## [REQUIRED TASK]
Starting at the line that contains "legend-swatch [551, 414, 582, 417]" and ending with the line that contains "x-tick-label: 3 [282, 264, 288, 273]", rewrite those entries with "FLOW RATE" replaced by "VOLUME FLOW" and everything else left unchanged.
* begin LISTED ENTRIES *
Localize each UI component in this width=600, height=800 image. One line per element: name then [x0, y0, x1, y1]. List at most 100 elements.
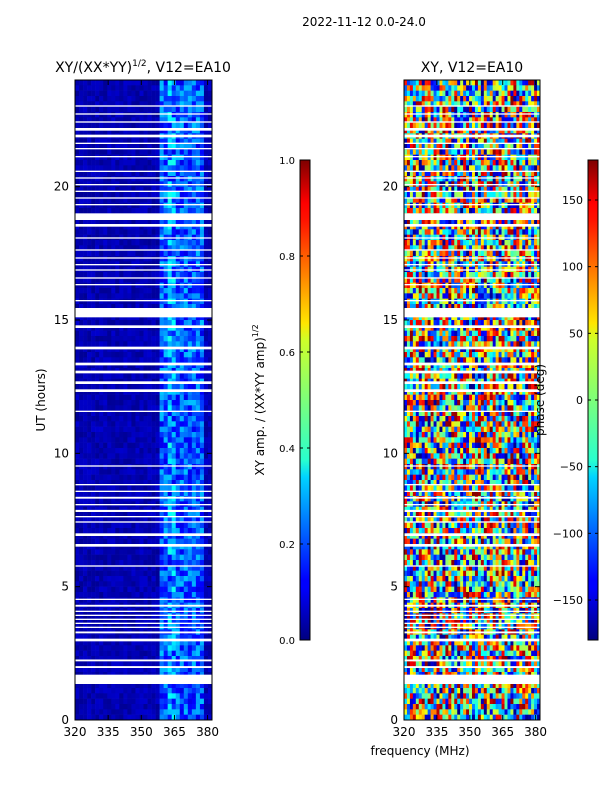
heatmap-cell	[191, 650, 197, 657]
flagged-band	[75, 156, 212, 158]
heatmap-cell	[143, 474, 148, 481]
heatmap-cell	[135, 245, 140, 251]
heatmap-cell	[183, 106, 189, 113]
heatmap-cell	[418, 160, 423, 166]
heatmap-cell	[510, 160, 514, 166]
heatmap-cell	[123, 453, 128, 459]
heatmap-cell	[442, 144, 446, 150]
heatmap-cell	[127, 192, 132, 198]
heatmap-cell	[163, 560, 168, 566]
heatmap-cell	[427, 144, 431, 150]
heatmap-cell	[504, 144, 508, 150]
heatmap-cell	[171, 218, 177, 225]
heatmap-cell	[466, 144, 470, 150]
heatmap-cell	[151, 394, 156, 401]
heatmap-cell	[123, 522, 128, 529]
heatmap-cell	[99, 421, 104, 427]
heatmap-cell	[179, 149, 185, 155]
heatmap-cell	[489, 138, 493, 145]
heatmap-cell	[119, 634, 124, 641]
heatmap-cell	[199, 618, 205, 625]
heatmap-cell	[516, 149, 520, 155]
heatmap-cell	[103, 453, 108, 459]
heatmap-cell	[183, 325, 189, 331]
heatmap-cell	[159, 709, 164, 715]
heatmap-cell	[159, 208, 164, 214]
heatmap-cell	[147, 384, 152, 390]
heatmap-cell	[415, 165, 420, 171]
heatmap-cell	[179, 256, 185, 262]
heatmap-cell	[474, 90, 479, 97]
heatmap-cell	[516, 128, 520, 134]
heatmap-cell	[195, 448, 201, 454]
heatmap-cell	[131, 85, 136, 91]
heatmap-cell	[175, 314, 181, 321]
heatmap-cell	[147, 544, 152, 550]
heatmap-cell	[207, 293, 213, 299]
heatmap-cell	[107, 352, 112, 358]
flagged-band	[75, 509, 212, 512]
heatmap-cell	[207, 384, 213, 390]
heatmap-cell	[159, 176, 164, 182]
heatmap-cell	[163, 314, 168, 321]
heatmap-cell	[123, 277, 128, 283]
heatmap-cell	[427, 106, 431, 113]
heatmap-cell	[87, 496, 92, 502]
heatmap-cell	[135, 208, 140, 214]
heatmap-cell	[469, 80, 473, 86]
heatmap-cell	[83, 576, 88, 582]
heatmap-cell	[99, 112, 104, 118]
heatmap-cell	[171, 117, 177, 123]
heatmap-cell	[135, 581, 140, 587]
heatmap-cell	[424, 106, 428, 113]
heatmap-cell	[147, 394, 152, 401]
heatmap-cell	[103, 320, 108, 326]
heatmap-cell	[99, 229, 104, 235]
heatmap-cell	[183, 682, 189, 689]
heatmap-cell	[445, 154, 449, 161]
heatmap-cell	[155, 709, 160, 715]
heatmap-cell	[167, 634, 173, 641]
heatmap-cell	[103, 656, 108, 662]
heatmap-cell	[143, 437, 148, 443]
heatmap-cell	[87, 256, 92, 262]
heatmap-cell	[451, 122, 455, 129]
heatmap-cell	[115, 570, 120, 577]
heatmap-cell	[207, 592, 213, 598]
heatmap-cell	[135, 341, 140, 347]
heatmap-cell	[79, 517, 84, 523]
heatmap-cell	[460, 117, 464, 123]
heatmap-cell	[175, 272, 181, 278]
x-tick-label: 365	[163, 725, 186, 739]
heatmap-cell	[99, 341, 104, 347]
heatmap-cell	[111, 336, 116, 342]
heatmap-cell	[99, 240, 104, 246]
heatmap-cell	[163, 170, 168, 177]
heatmap-cell	[91, 560, 96, 566]
heatmap-cell	[409, 138, 414, 145]
heatmap-cell	[183, 224, 189, 230]
flagged-band	[75, 544, 212, 547]
heatmap-cell	[159, 101, 164, 107]
heatmap-cell	[99, 202, 104, 209]
heatmap-cell	[183, 704, 189, 710]
heatmap-cell	[95, 384, 100, 390]
heatmap-cell	[167, 448, 173, 454]
heatmap-cell	[195, 432, 201, 438]
heatmap-cell	[131, 650, 136, 657]
heatmap-cell	[151, 218, 156, 225]
heatmap-cell	[107, 618, 112, 625]
heatmap-cell	[412, 96, 417, 102]
heatmap-cell	[107, 666, 112, 673]
heatmap-cell	[195, 714, 201, 721]
heatmap-cell	[135, 288, 140, 294]
heatmap-cell	[119, 613, 124, 619]
heatmap-cell	[119, 208, 124, 214]
heatmap-cell	[159, 298, 164, 305]
heatmap-cell	[537, 90, 541, 97]
heatmap-cell	[406, 165, 411, 171]
heatmap-cell	[183, 128, 189, 134]
heatmap-cell	[448, 106, 452, 113]
heatmap-cell	[95, 458, 100, 465]
heatmap-cell	[179, 192, 185, 198]
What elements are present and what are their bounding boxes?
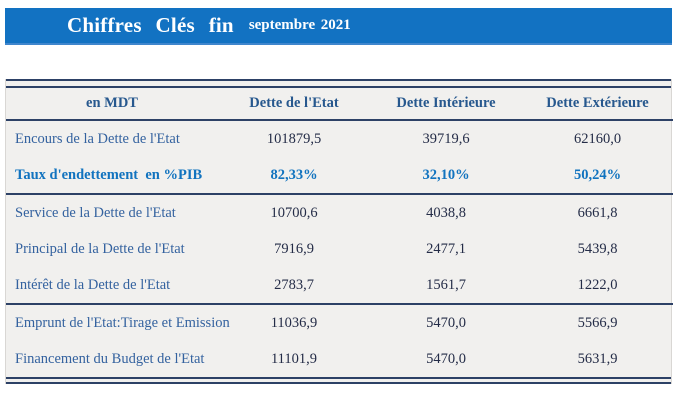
column-header: Dette Intérieure xyxy=(370,88,522,121)
table-row: Financement du Budget de l'Etat 11101,9 54… xyxy=(6,341,673,377)
row-value: 5470,0 xyxy=(426,350,466,367)
column-header: en MDT xyxy=(6,88,218,121)
key-figures-table: en MDT Dette de l'Etat Dette Intérieure Det… xyxy=(5,79,673,384)
row-label: Encours de la Dette de l'Etat xyxy=(15,130,180,147)
page-title-period: septembre 2021 xyxy=(248,17,351,33)
row-value: 50,24% xyxy=(522,157,673,195)
row-value: 1222,0 xyxy=(522,267,673,305)
debt-table: en MDT Dette de l'Etat Dette Intérieure Det… xyxy=(6,88,673,377)
bottom-double-rule xyxy=(6,377,671,384)
row-value: 5470,0 xyxy=(426,314,466,331)
table-row: Taux d'endettement en %PIB 82,33% 32,10% 50… xyxy=(6,157,673,195)
row-value: 2783,7 xyxy=(218,267,370,305)
row-label: Principal de la Dette de l'Etat xyxy=(15,240,185,257)
row-label: Taux d'endettement en %PIB xyxy=(6,157,218,195)
row-value: 1561,7 xyxy=(370,267,522,305)
row-label: Service de la Dette de l'Etat xyxy=(15,204,176,221)
column-header: Dette de l'Etat xyxy=(218,88,370,121)
row-value: 62160,0 xyxy=(573,130,622,147)
row-value: 5631,9 xyxy=(577,350,618,367)
table-row: Emprunt de l'Etat:Tirage et Emission 1103… xyxy=(6,304,673,341)
table-row: Service de la Dette de l'Etat 10700,6 4038… xyxy=(6,194,673,231)
page-title: Chiffres Clés fin xyxy=(67,13,234,37)
row-value: 82,33% xyxy=(218,157,370,195)
row-label: Intérêt de la Dette de l'Etat xyxy=(6,267,218,305)
row-value: 6661,8 xyxy=(577,204,618,221)
row-value: 11101,9 xyxy=(270,350,318,367)
row-value: 4038,8 xyxy=(426,204,466,221)
row-value: 5439,8 xyxy=(577,240,618,257)
column-header: Dette Extérieure xyxy=(522,88,673,121)
row-value: 101879,5 xyxy=(266,130,322,147)
title-banner: Chiffres Clés fin septembre 2021 xyxy=(5,8,672,45)
row-value: 11036,9 xyxy=(270,314,318,331)
row-label: Financement du Budget de l'Etat xyxy=(15,350,205,367)
row-value: 5566,9 xyxy=(577,314,618,331)
row-label: Emprunt de l'Etat:Tirage et Emission xyxy=(15,314,230,331)
row-value: 7916,9 xyxy=(274,240,314,257)
row-value: 32,10% xyxy=(370,157,522,195)
row-value: 39719,6 xyxy=(422,130,470,147)
table-row: Intérêt de la Dette de l'Etat 2783,7 1561,… xyxy=(6,267,673,305)
table-header-row: en MDT Dette de l'Etat Dette Intérieure Det… xyxy=(6,88,673,121)
table-row: Principal de la Dette de l'Etat 7916,9 247… xyxy=(6,231,673,267)
row-value: 10700,6 xyxy=(270,204,318,221)
top-double-rule xyxy=(6,79,671,88)
row-value: 2477,1 xyxy=(426,240,466,257)
table-row: Encours de la Dette de l'Etat 101879,5 397… xyxy=(6,120,673,157)
table-body: Encours de la Dette de l'Etat 101879,5 397… xyxy=(6,120,673,377)
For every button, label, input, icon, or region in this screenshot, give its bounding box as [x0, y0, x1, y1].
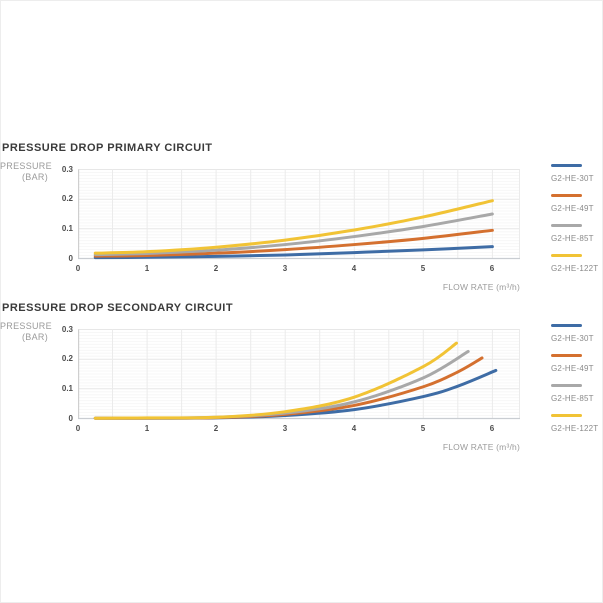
legend-swatch [551, 414, 582, 417]
y-axis-label-line1: PRESSURE [0, 161, 52, 171]
legend-entry: G2-HE-122T [551, 414, 598, 433]
x-tick-label: 6 [489, 264, 495, 273]
x-axis-label: FLOW RATE (m³/h) [442, 282, 520, 292]
x-tick-label: 3 [282, 264, 288, 273]
legend-swatch [551, 194, 582, 197]
line-chart-canvas [78, 329, 520, 420]
legend-entry: G2-HE-49T [551, 354, 598, 373]
legend-swatch [551, 354, 582, 357]
legend-swatch [551, 384, 582, 387]
y-axis-label-line1: PRESSURE [0, 321, 52, 331]
legend-swatch [551, 254, 582, 257]
x-tick-label: 3 [282, 424, 288, 433]
y-tick-label: 0.1 [61, 384, 73, 393]
y-axis-label-line2: (BAR) [22, 172, 48, 183]
primary-circuit-chart: PRESSURE DROP PRIMARY CIRCUIT PRESSURE (… [0, 142, 603, 302]
legend: G2-HE-30T G2-HE-49T G2-HE-85T G2-HE-122T [551, 324, 598, 433]
y-tick-label: 0.2 [61, 354, 73, 363]
x-tick-label: 2 [213, 424, 219, 433]
legend-label: G2-HE-85T [551, 234, 594, 243]
legend-entry: G2-HE-122T [551, 254, 598, 273]
chart-title-secondary: PRESSURE DROP SECONDARY CIRCUIT [2, 302, 234, 314]
x-tick-label: 0 [75, 424, 81, 433]
legend-entry: G2-HE-30T [551, 164, 598, 183]
y-tick-label: 0.1 [61, 224, 73, 233]
chart-title-primary: PRESSURE DROP PRIMARY CIRCUIT [2, 142, 213, 154]
y-axis-label: PRESSURE (BAR) [0, 161, 52, 184]
legend-label: G2-HE-49T [551, 364, 594, 373]
y-tick-label: 0.3 [61, 165, 73, 174]
legend: G2-HE-30T G2-HE-49T G2-HE-85T G2-HE-122T [551, 164, 598, 273]
legend-label: G2-HE-49T [551, 204, 594, 213]
legend-entry: G2-HE-85T [551, 224, 598, 243]
y-axis-label: PRESSURE (BAR) [0, 321, 52, 344]
legend-entry: G2-HE-30T [551, 324, 598, 343]
x-axis-label: FLOW RATE (m³/h) [442, 442, 520, 452]
x-tick-label: 5 [420, 424, 426, 433]
legend-label: G2-HE-122T [551, 424, 599, 433]
x-tick-label: 5 [420, 264, 426, 273]
line-chart-canvas [78, 169, 520, 260]
plot-area [78, 329, 520, 420]
x-tick-label: 4 [351, 264, 357, 273]
legend-entry: G2-HE-49T [551, 194, 598, 213]
x-tick-label: 4 [351, 424, 357, 433]
legend-swatch [551, 224, 582, 227]
y-tick-label: 0 [68, 414, 73, 423]
legend-label: G2-HE-85T [551, 394, 594, 403]
y-tick-label: 0 [68, 254, 73, 263]
x-tick-label: 6 [489, 424, 495, 433]
legend-label: G2-HE-30T [551, 334, 594, 343]
y-axis-label-line2: (BAR) [22, 332, 48, 343]
x-tick-label: 0 [75, 264, 81, 273]
legend-entry: G2-HE-85T [551, 384, 598, 403]
plot-area [78, 169, 520, 260]
legend-swatch [551, 164, 582, 167]
legend-label: G2-HE-122T [551, 264, 599, 273]
secondary-circuit-chart: PRESSURE DROP SECONDARY CIRCUIT PRESSURE… [0, 302, 603, 462]
legend-label: G2-HE-30T [551, 174, 594, 183]
x-tick-label: 2 [213, 264, 219, 273]
y-tick-label: 0.3 [61, 325, 73, 334]
x-tick-label: 1 [144, 264, 150, 273]
x-tick-label: 1 [144, 424, 150, 433]
legend-swatch [551, 324, 582, 327]
y-tick-label: 0.2 [61, 194, 73, 203]
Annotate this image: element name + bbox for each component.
* end LISTED ENTRIES *
## [EXERCISE RESPONSE]
legend-swatch [551, 414, 582, 417]
y-axis-label-line1: PRESSURE [0, 161, 52, 171]
legend-entry: G2-HE-122T [551, 414, 598, 433]
x-tick-label: 6 [489, 264, 495, 273]
x-axis-label: VOLUME FLOW (m³/h) [442, 282, 520, 292]
x-tick-label: 3 [282, 264, 288, 273]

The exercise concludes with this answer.